** start **

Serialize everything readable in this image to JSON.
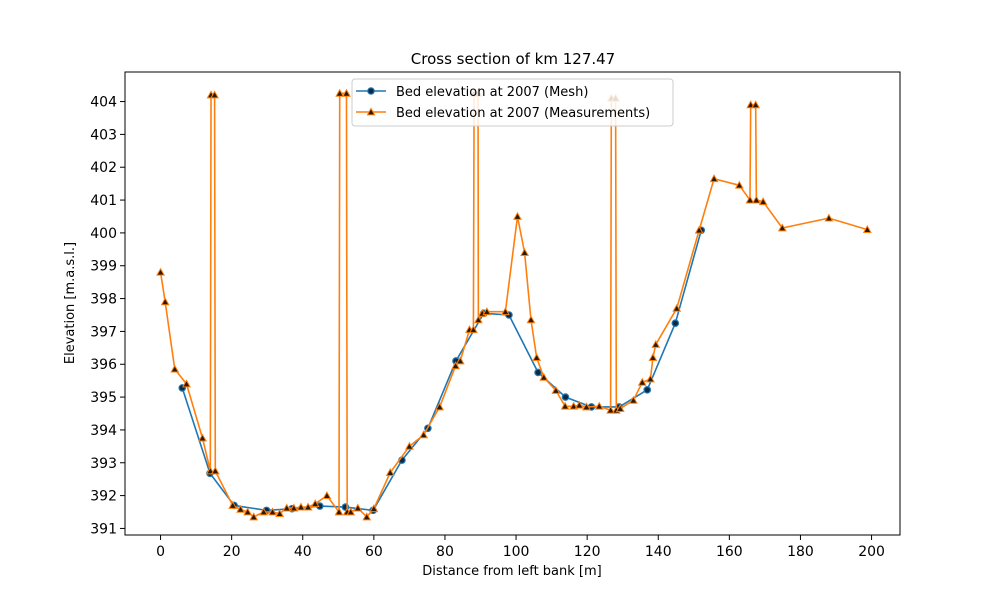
{
  "chart_data": {
    "type": "line",
    "title": "Cross section of km 127.47",
    "xlabel": "Distance from left bank [m]",
    "ylabel": "Elevation [m.a.s.l.]",
    "xlim": [
      -10,
      208
    ],
    "ylim": [
      390.8,
      404.9
    ],
    "xticks": [
      0,
      20,
      40,
      60,
      80,
      100,
      120,
      140,
      160,
      180,
      200
    ],
    "yticks": [
      391,
      392,
      393,
      394,
      395,
      396,
      397,
      398,
      399,
      400,
      401,
      402,
      403,
      404
    ],
    "grid": false,
    "legend_position": "top-center",
    "series": [
      {
        "name": "Bed elevation at 2007 (Mesh)",
        "color": "#1f77b4",
        "marker": "circle",
        "points": [
          [
            6.1,
            395.28
          ],
          [
            13.9,
            392.68
          ],
          [
            20.7,
            391.7
          ],
          [
            29.8,
            391.55
          ],
          [
            37.0,
            391.6
          ],
          [
            44.8,
            391.68
          ],
          [
            52.0,
            391.65
          ],
          [
            59.8,
            391.55
          ],
          [
            67.9,
            393.08
          ],
          [
            75.2,
            394.05
          ],
          [
            83.1,
            396.1
          ],
          [
            90.9,
            397.55
          ],
          [
            98.0,
            397.5
          ],
          [
            106.2,
            395.75
          ],
          [
            113.9,
            395.0
          ],
          [
            121.2,
            394.7
          ],
          [
            129.0,
            394.7
          ],
          [
            136.9,
            395.22
          ],
          [
            144.8,
            397.25
          ],
          [
            152.1,
            400.08
          ]
        ]
      },
      {
        "name": "Bed elevation at 2007 (Measurements)",
        "color": "#ff7f0e",
        "marker": "triangle",
        "points": [
          [
            0.0,
            398.8
          ],
          [
            1.3,
            397.9
          ],
          [
            4.0,
            395.85
          ],
          [
            7.3,
            395.4
          ],
          [
            11.8,
            393.75
          ],
          [
            14.0,
            392.75
          ],
          [
            14.2,
            404.2
          ],
          [
            15.2,
            404.2
          ],
          [
            15.4,
            392.75
          ],
          [
            20.3,
            391.7
          ],
          [
            22.5,
            391.58
          ],
          [
            24.5,
            391.5
          ],
          [
            26.2,
            391.35
          ],
          [
            29.0,
            391.5
          ],
          [
            31.5,
            391.5
          ],
          [
            33.5,
            391.45
          ],
          [
            35.5,
            391.62
          ],
          [
            37.5,
            391.62
          ],
          [
            39.5,
            391.65
          ],
          [
            41.5,
            391.65
          ],
          [
            43.5,
            391.75
          ],
          [
            46.8,
            392.0
          ],
          [
            50.2,
            391.5
          ],
          [
            50.4,
            404.25
          ],
          [
            52.3,
            404.25
          ],
          [
            52.5,
            391.5
          ],
          [
            53.5,
            391.5
          ],
          [
            55.5,
            391.62
          ],
          [
            58.0,
            391.35
          ],
          [
            60.0,
            391.6
          ],
          [
            64.6,
            392.7
          ],
          [
            70.0,
            393.5
          ],
          [
            74.0,
            393.85
          ],
          [
            78.5,
            394.7
          ],
          [
            83.0,
            395.95
          ],
          [
            84.3,
            396.1
          ],
          [
            86.9,
            397.05
          ],
          [
            88.0,
            397.05
          ],
          [
            88.2,
            404.25
          ],
          [
            89.3,
            404.25
          ],
          [
            89.4,
            397.35
          ],
          [
            90.5,
            397.55
          ],
          [
            91.8,
            397.6
          ],
          [
            97.0,
            397.6
          ],
          [
            100.4,
            400.5
          ],
          [
            102.4,
            399.4
          ],
          [
            104.2,
            397.35
          ],
          [
            105.8,
            396.2
          ],
          [
            107.8,
            395.6
          ],
          [
            111.2,
            395.2
          ],
          [
            113.8,
            394.72
          ],
          [
            116.2,
            394.72
          ],
          [
            117.8,
            394.75
          ],
          [
            119.8,
            394.7
          ],
          [
            123.4,
            394.72
          ],
          [
            126.6,
            394.6
          ],
          [
            126.8,
            404.1
          ],
          [
            128.0,
            404.1
          ],
          [
            128.2,
            394.6
          ],
          [
            129.3,
            394.65
          ],
          [
            133.0,
            394.9
          ],
          [
            135.5,
            395.45
          ],
          [
            137.8,
            395.55
          ],
          [
            138.5,
            396.2
          ],
          [
            139.3,
            396.6
          ],
          [
            145.2,
            397.7
          ],
          [
            151.5,
            400.08
          ],
          [
            155.7,
            401.65
          ],
          [
            162.8,
            401.45
          ],
          [
            165.8,
            401.0
          ],
          [
            166.0,
            403.9
          ],
          [
            167.4,
            403.9
          ],
          [
            167.6,
            401.0
          ],
          [
            169.5,
            400.95
          ],
          [
            174.9,
            400.15
          ],
          [
            188.0,
            400.45
          ],
          [
            198.8,
            400.1
          ]
        ]
      }
    ]
  }
}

** end **

▶ _Exercise_: In your copy of the records, include no pictures; repeat everything else exactly.

▶ _Exercise response_:
Serialize everything readable in this image to JSON.
{
  "chart_data": {
    "type": "line",
    "title": "Cross section of km 127.47",
    "xlabel": "Distance from left bank [m]",
    "ylabel": "Elevation [m.a.s.l.]",
    "xlim": [
      -10,
      208
    ],
    "ylim": [
      390.8,
      404.9
    ],
    "xticks": [
      0,
      20,
      40,
      60,
      80,
      100,
      120,
      140,
      160,
      180,
      200
    ],
    "yticks": [
      391,
      392,
      393,
      394,
      395,
      396,
      397,
      398,
      399,
      400,
      401,
      402,
      403,
      404
    ],
    "grid": false,
    "legend_position": "top-center",
    "series": [
      {
        "name": "Bed elevation at 2007 (Mesh)",
        "color": "#1f77b4",
        "marker": "circle",
        "points": [
          [
            6.1,
            395.28
          ],
          [
            13.9,
            392.68
          ],
          [
            20.7,
            391.7
          ],
          [
            29.8,
            391.55
          ],
          [
            37.0,
            391.6
          ],
          [
            44.8,
            391.68
          ],
          [
            52.0,
            391.65
          ],
          [
            59.8,
            391.55
          ],
          [
            67.9,
            393.08
          ],
          [
            75.2,
            394.05
          ],
          [
            83.1,
            396.1
          ],
          [
            90.9,
            397.55
          ],
          [
            98.0,
            397.5
          ],
          [
            106.2,
            395.75
          ],
          [
            113.9,
            395.0
          ],
          [
            121.2,
            394.7
          ],
          [
            129.0,
            394.7
          ],
          [
            136.9,
            395.22
          ],
          [
            144.8,
            397.25
          ],
          [
            152.1,
            400.08
          ]
        ]
      },
      {
        "name": "Bed elevation at 2007 (Measurements)",
        "color": "#ff7f0e",
        "marker": "triangle",
        "points": [
          [
            0.0,
            398.8
          ],
          [
            1.3,
            397.9
          ],
          [
            4.0,
            395.85
          ],
          [
            7.3,
            395.4
          ],
          [
            11.8,
            393.75
          ],
          [
            14.0,
            392.75
          ],
          [
            14.2,
            404.2
          ],
          [
            15.2,
            404.2
          ],
          [
            15.4,
            392.75
          ],
          [
            20.3,
            391.7
          ],
          [
            22.5,
            391.58
          ],
          [
            24.5,
            391.5
          ],
          [
            26.2,
            391.35
          ],
          [
            29.0,
            391.5
          ],
          [
            31.5,
            391.5
          ],
          [
            33.5,
            391.45
          ],
          [
            35.5,
            391.62
          ],
          [
            37.5,
            391.62
          ],
          [
            39.5,
            391.65
          ],
          [
            41.5,
            391.65
          ],
          [
            43.5,
            391.75
          ],
          [
            46.8,
            392.0
          ],
          [
            50.2,
            391.5
          ],
          [
            50.4,
            404.25
          ],
          [
            52.3,
            404.25
          ],
          [
            52.5,
            391.5
          ],
          [
            53.5,
            391.5
          ],
          [
            55.5,
            391.62
          ],
          [
            58.0,
            391.35
          ],
          [
            60.0,
            391.6
          ],
          [
            64.6,
            392.7
          ],
          [
            70.0,
            393.5
          ],
          [
            74.0,
            393.85
          ],
          [
            78.5,
            394.7
          ],
          [
            83.0,
            395.95
          ],
          [
            84.3,
            396.1
          ],
          [
            86.9,
            397.05
          ],
          [
            88.0,
            397.05
          ],
          [
            88.2,
            404.25
          ],
          [
            89.3,
            404.25
          ],
          [
            89.4,
            397.35
          ],
          [
            90.5,
            397.55
          ],
          [
            91.8,
            397.6
          ],
          [
            97.0,
            397.6
          ],
          [
            100.4,
            400.5
          ],
          [
            102.4,
            399.4
          ],
          [
            104.2,
            397.35
          ],
          [
            105.8,
            396.2
          ],
          [
            107.8,
            395.6
          ],
          [
            111.2,
            395.2
          ],
          [
            113.8,
            394.72
          ],
          [
            116.2,
            394.72
          ],
          [
            117.8,
            394.75
          ],
          [
            119.8,
            394.7
          ],
          [
            123.4,
            394.72
          ],
          [
            126.6,
            394.6
          ],
          [
            126.8,
            404.1
          ],
          [
            128.0,
            404.1
          ],
          [
            128.2,
            394.6
          ],
          [
            129.3,
            394.65
          ],
          [
            133.0,
            394.9
          ],
          [
            135.5,
            395.45
          ],
          [
            137.8,
            395.55
          ],
          [
            138.5,
            396.2
          ],
          [
            139.3,
            396.6
          ],
          [
            145.2,
            397.7
          ],
          [
            151.5,
            400.08
          ],
          [
            155.7,
            401.65
          ],
          [
            162.8,
            401.45
          ],
          [
            165.8,
            401.0
          ],
          [
            166.0,
            403.9
          ],
          [
            167.4,
            403.9
          ],
          [
            167.6,
            401.0
          ],
          [
            169.5,
            400.95
          ],
          [
            174.9,
            400.15
          ],
          [
            188.0,
            400.45
          ],
          [
            198.8,
            400.1
          ]
        ]
      }
    ]
  }
}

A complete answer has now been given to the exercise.